Within the records that follow, count the lines containing the string "Saturated". Reply only with the count.

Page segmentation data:
********

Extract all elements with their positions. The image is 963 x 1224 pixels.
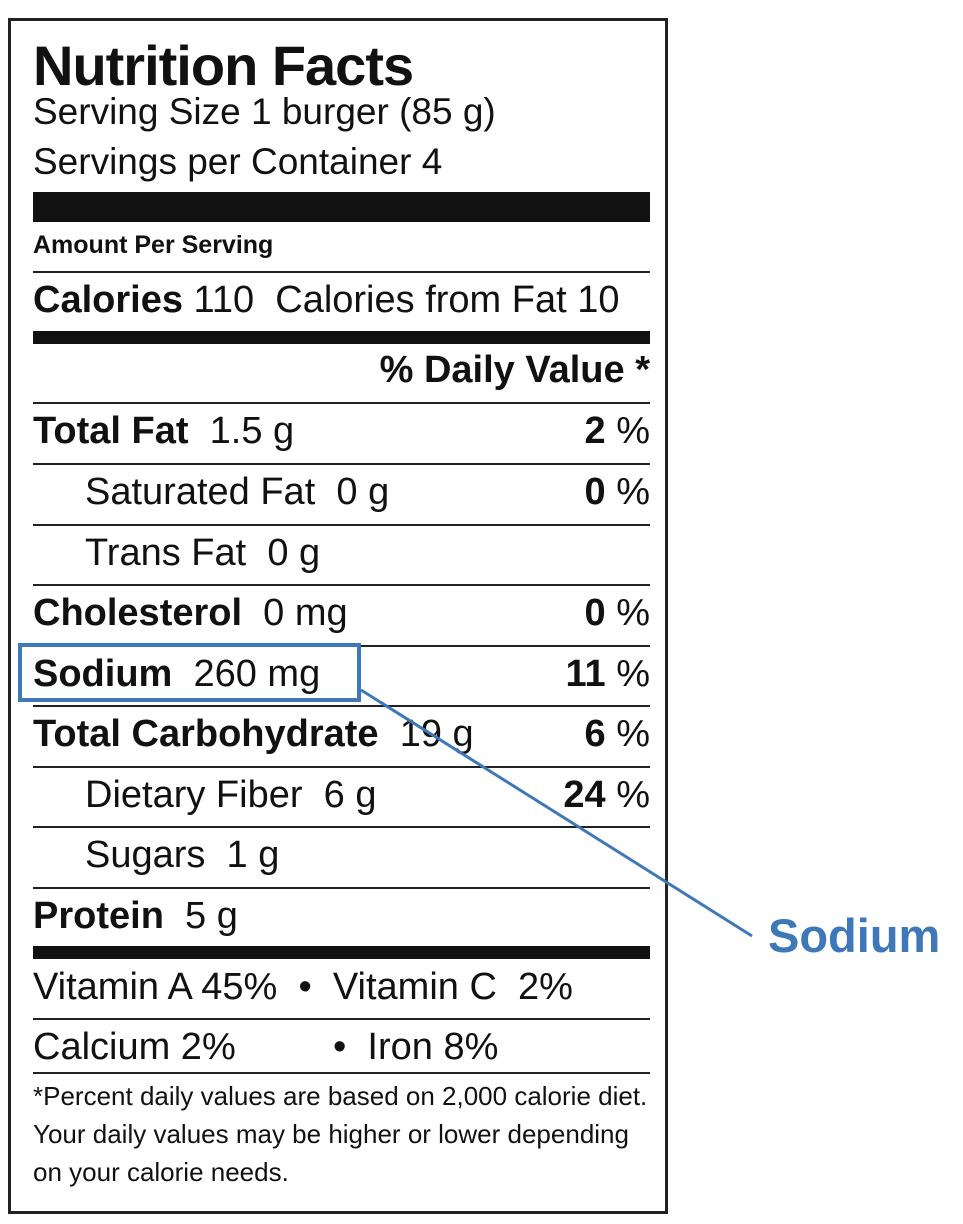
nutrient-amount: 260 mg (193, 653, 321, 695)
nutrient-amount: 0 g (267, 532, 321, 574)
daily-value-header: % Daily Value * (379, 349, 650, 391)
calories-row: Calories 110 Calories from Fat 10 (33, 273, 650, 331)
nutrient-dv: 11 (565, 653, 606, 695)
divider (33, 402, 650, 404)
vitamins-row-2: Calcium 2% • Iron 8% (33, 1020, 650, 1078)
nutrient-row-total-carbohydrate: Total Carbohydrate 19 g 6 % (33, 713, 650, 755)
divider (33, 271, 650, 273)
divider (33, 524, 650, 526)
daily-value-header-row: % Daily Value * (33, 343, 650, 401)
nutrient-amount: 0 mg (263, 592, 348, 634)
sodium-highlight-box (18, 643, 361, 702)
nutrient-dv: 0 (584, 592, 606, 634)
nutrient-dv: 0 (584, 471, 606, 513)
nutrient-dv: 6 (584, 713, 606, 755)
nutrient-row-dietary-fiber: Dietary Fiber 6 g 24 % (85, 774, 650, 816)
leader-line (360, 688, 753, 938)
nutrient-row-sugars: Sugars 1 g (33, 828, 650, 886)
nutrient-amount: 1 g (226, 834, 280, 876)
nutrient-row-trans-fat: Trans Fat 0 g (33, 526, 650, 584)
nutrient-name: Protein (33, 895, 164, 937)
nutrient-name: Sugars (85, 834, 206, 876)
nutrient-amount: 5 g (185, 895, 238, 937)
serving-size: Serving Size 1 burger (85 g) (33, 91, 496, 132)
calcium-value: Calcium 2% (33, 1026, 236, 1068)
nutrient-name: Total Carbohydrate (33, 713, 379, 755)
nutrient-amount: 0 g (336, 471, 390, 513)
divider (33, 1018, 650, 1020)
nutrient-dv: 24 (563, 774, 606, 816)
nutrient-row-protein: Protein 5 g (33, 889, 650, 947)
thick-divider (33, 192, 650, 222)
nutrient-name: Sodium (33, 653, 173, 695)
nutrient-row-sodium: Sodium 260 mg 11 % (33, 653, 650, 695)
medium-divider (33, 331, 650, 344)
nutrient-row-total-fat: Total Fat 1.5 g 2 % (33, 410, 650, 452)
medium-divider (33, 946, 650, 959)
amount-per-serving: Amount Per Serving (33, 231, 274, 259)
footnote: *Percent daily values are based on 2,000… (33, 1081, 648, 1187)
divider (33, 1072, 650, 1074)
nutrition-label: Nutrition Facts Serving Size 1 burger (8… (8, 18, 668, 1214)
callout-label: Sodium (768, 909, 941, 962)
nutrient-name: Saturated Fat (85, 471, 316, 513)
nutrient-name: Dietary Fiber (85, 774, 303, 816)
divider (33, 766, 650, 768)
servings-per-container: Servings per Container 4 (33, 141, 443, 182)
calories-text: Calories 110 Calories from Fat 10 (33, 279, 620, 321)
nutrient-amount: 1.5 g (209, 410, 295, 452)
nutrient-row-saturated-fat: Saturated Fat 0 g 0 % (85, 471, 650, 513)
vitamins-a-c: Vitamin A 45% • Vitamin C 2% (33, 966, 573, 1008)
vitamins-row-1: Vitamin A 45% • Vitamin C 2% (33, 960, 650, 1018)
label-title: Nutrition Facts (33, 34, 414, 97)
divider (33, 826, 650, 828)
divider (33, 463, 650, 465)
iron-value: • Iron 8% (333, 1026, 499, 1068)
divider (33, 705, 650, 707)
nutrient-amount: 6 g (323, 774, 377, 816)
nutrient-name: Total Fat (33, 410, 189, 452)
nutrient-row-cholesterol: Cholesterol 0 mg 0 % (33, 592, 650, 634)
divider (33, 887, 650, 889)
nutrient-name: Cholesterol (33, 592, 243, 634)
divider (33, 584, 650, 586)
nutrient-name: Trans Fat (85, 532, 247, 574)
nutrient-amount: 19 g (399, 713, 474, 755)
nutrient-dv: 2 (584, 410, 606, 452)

********

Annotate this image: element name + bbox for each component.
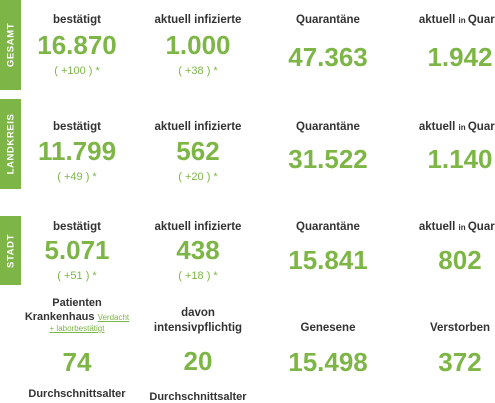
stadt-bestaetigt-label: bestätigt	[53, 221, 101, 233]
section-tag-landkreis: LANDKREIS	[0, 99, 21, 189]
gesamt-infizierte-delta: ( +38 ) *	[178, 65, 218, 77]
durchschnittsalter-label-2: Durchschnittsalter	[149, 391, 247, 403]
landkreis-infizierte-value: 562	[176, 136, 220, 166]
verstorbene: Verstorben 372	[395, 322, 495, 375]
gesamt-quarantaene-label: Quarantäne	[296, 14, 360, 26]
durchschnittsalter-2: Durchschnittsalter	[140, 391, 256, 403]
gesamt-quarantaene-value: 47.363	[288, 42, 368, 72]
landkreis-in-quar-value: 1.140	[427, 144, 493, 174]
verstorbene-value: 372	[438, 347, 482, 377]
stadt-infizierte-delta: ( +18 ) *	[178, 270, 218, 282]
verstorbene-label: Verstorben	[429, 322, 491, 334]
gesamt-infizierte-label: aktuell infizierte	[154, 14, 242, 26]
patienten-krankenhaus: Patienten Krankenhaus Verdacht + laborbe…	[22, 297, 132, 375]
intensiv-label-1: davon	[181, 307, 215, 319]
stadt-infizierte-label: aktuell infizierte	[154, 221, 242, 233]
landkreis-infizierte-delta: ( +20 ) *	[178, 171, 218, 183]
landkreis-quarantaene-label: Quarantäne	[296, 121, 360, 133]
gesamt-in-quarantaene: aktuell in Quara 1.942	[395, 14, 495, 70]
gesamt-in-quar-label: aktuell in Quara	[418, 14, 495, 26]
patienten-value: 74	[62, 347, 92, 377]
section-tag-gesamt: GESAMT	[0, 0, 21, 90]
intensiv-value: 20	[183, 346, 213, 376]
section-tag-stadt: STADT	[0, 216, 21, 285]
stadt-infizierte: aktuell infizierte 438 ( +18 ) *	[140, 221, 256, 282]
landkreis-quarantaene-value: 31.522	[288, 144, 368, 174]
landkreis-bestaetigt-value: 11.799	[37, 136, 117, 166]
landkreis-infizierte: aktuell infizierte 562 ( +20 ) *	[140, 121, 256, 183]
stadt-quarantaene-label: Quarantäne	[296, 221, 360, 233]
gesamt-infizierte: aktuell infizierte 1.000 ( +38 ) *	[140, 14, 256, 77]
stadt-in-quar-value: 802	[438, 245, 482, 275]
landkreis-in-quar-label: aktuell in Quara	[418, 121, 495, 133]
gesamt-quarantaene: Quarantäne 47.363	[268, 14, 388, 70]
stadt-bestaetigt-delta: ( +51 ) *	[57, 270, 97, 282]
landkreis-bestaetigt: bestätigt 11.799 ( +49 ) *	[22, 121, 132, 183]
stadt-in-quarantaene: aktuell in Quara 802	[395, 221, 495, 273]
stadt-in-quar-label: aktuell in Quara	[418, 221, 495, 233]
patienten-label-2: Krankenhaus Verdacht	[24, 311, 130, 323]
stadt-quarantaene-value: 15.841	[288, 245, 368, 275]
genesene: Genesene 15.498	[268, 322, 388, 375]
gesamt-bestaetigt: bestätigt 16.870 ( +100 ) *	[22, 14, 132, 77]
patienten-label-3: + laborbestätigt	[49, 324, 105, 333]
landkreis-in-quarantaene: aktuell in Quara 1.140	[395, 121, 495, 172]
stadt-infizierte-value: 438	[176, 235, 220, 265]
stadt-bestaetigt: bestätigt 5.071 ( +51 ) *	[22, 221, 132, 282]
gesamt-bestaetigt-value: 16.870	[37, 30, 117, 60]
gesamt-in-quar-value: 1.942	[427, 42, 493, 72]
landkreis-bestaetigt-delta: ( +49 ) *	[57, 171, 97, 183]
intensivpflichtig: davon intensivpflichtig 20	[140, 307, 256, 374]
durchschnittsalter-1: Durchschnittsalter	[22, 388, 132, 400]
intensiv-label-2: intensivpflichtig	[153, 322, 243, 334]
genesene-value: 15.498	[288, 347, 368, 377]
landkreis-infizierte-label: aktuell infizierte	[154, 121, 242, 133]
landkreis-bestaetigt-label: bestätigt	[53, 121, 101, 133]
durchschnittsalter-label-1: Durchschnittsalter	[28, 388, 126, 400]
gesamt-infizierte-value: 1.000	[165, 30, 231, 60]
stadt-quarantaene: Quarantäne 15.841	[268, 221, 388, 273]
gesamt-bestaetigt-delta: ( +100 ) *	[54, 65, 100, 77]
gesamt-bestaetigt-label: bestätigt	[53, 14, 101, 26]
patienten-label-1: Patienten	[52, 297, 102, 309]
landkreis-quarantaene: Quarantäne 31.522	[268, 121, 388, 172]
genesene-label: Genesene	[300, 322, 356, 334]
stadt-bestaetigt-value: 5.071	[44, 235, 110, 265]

********

YOUR RESPONSE:
2